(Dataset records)
'''

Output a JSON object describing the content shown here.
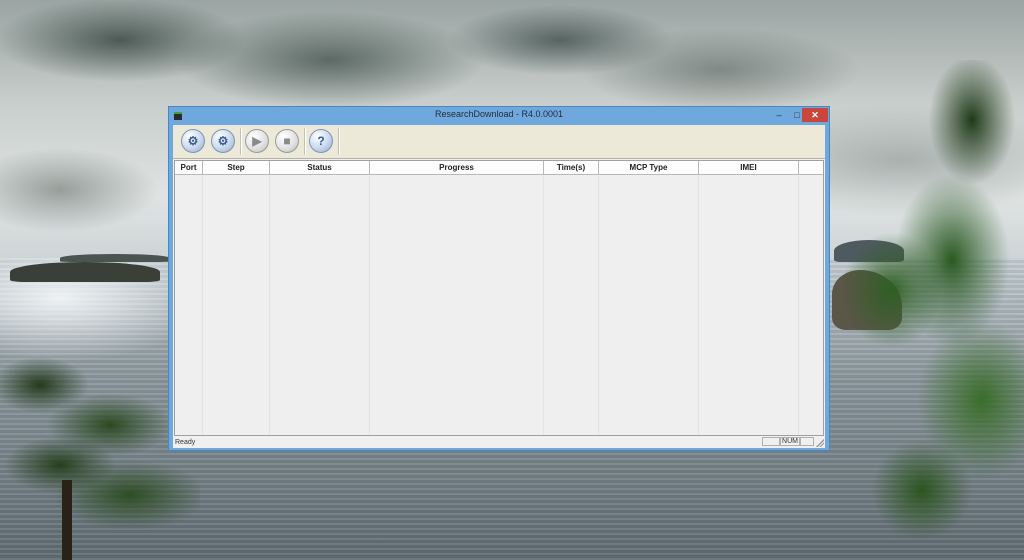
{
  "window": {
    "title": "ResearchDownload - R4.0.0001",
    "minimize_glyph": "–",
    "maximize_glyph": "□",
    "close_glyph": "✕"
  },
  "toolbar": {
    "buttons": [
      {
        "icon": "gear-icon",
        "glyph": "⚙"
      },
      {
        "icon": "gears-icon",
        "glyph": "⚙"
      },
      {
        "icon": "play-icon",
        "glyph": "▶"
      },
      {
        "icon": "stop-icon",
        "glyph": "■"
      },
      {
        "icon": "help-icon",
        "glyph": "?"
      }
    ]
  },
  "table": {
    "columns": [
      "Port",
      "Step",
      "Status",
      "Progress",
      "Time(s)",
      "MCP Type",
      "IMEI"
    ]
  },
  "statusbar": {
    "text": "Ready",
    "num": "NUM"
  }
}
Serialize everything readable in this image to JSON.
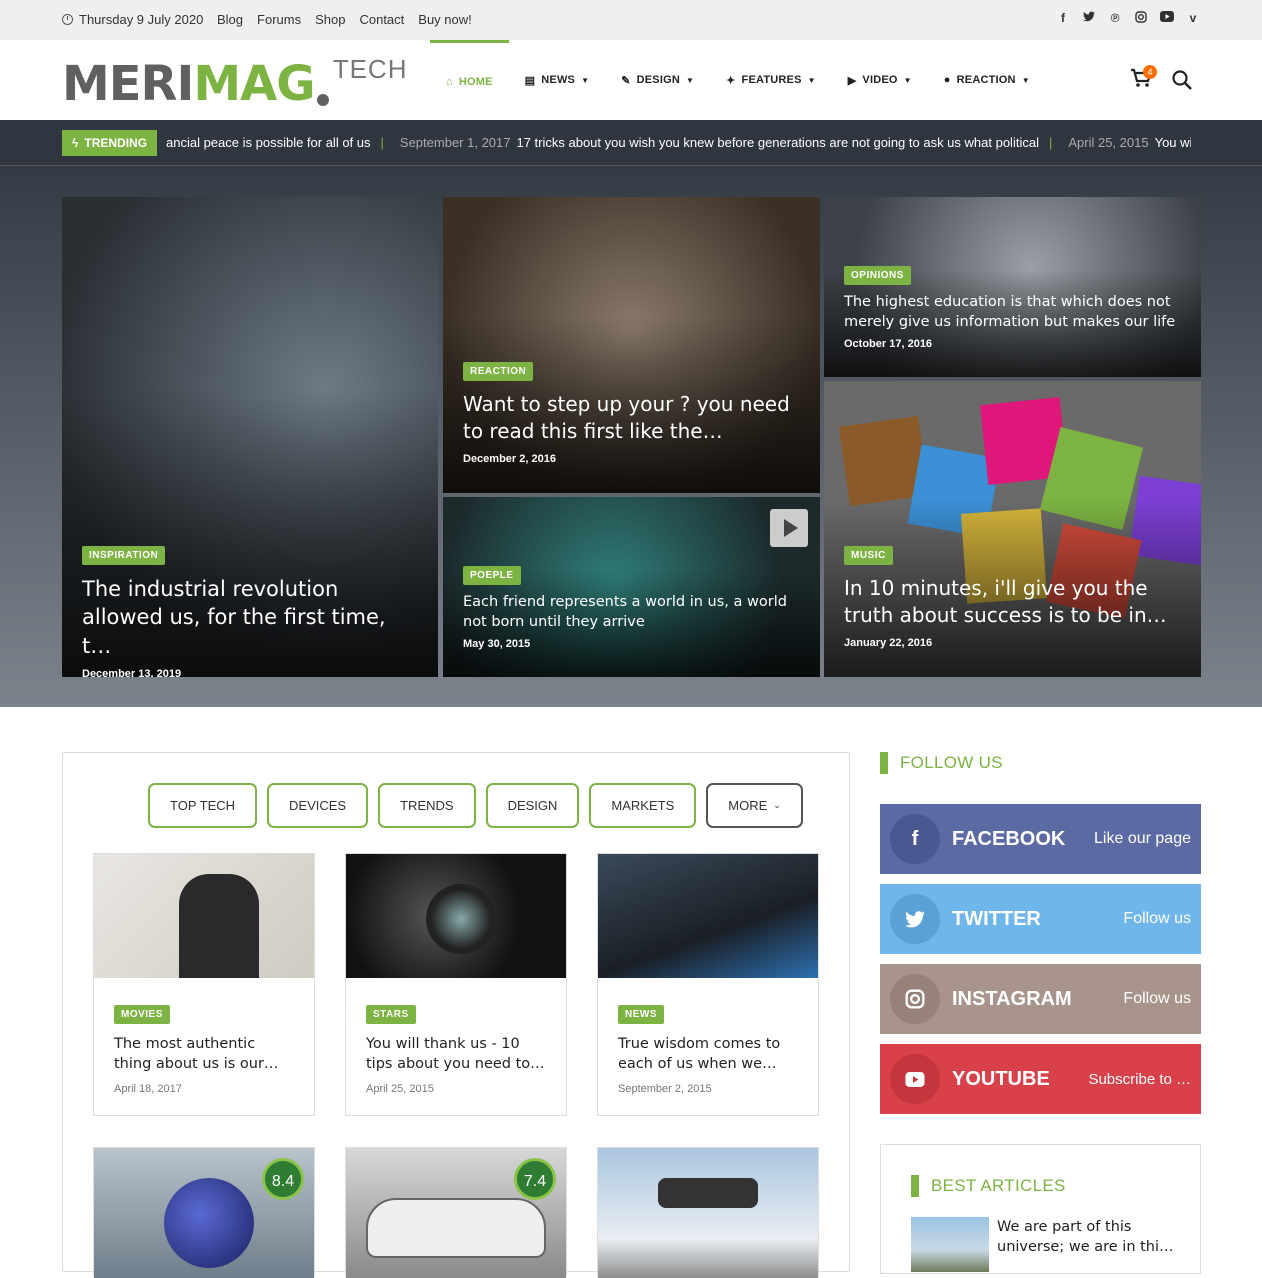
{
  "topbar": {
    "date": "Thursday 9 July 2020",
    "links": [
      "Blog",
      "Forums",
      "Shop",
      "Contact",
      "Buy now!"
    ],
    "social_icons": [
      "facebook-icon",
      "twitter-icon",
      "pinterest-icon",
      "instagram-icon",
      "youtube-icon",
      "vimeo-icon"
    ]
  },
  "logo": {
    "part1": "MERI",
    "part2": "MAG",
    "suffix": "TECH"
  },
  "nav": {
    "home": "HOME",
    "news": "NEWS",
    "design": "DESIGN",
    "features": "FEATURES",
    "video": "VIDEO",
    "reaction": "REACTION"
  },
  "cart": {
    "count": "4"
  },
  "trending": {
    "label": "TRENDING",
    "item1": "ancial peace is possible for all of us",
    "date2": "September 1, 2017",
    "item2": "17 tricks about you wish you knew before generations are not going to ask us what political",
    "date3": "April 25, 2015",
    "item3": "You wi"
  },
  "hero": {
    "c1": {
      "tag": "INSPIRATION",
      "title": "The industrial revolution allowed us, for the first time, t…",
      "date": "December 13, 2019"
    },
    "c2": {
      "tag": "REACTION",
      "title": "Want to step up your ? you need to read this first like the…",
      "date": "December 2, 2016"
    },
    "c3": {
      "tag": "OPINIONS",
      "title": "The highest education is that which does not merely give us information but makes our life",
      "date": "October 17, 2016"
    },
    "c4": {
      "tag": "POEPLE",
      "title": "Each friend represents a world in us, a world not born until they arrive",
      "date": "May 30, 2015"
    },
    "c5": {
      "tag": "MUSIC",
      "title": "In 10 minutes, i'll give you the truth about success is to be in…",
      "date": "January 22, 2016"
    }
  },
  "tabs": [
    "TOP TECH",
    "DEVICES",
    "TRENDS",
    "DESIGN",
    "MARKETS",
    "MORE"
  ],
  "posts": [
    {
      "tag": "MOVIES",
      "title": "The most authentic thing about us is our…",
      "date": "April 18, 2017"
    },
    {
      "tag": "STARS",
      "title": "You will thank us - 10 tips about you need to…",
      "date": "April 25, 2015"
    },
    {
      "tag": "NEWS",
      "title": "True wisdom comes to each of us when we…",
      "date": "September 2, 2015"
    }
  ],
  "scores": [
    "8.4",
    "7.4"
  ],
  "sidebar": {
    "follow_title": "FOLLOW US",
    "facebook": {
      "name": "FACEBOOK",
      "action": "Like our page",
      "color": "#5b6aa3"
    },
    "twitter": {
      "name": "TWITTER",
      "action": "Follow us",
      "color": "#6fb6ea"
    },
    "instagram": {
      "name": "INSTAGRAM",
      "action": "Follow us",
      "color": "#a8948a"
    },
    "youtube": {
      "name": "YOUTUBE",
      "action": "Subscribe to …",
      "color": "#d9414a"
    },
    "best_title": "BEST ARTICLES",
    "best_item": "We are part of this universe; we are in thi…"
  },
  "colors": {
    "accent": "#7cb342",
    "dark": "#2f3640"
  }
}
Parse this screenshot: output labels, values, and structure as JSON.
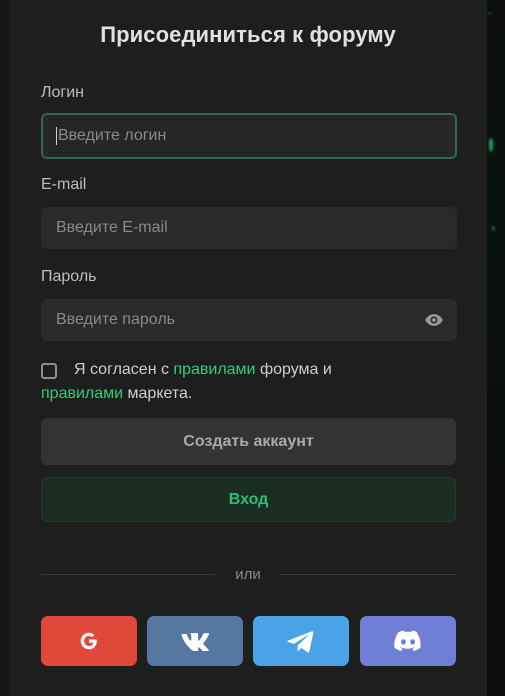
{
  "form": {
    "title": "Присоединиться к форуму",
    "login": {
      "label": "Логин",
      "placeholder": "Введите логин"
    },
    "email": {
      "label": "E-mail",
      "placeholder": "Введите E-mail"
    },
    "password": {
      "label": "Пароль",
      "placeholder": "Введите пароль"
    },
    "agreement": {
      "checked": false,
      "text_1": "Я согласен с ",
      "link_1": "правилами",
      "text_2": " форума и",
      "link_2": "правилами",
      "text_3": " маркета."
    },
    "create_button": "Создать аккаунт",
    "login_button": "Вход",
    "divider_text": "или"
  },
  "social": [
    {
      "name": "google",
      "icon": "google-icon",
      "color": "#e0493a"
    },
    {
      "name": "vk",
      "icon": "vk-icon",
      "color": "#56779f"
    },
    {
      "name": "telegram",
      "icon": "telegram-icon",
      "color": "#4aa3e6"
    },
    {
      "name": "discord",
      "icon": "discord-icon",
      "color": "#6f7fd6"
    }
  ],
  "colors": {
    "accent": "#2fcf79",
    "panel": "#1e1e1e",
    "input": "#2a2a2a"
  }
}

'''

TASK INSTRUCTIONS :: Gather each line of the listing that holds the string "this".

THE SOLUTION ::
Serialize everything readable in this image to JSON.
      "title": "Want to step up your ? you need to read this first like the…",
    "best_item": "We are part of this universe; we are in thi…"
Parse this screenshot: output labels, values, and structure as JSON.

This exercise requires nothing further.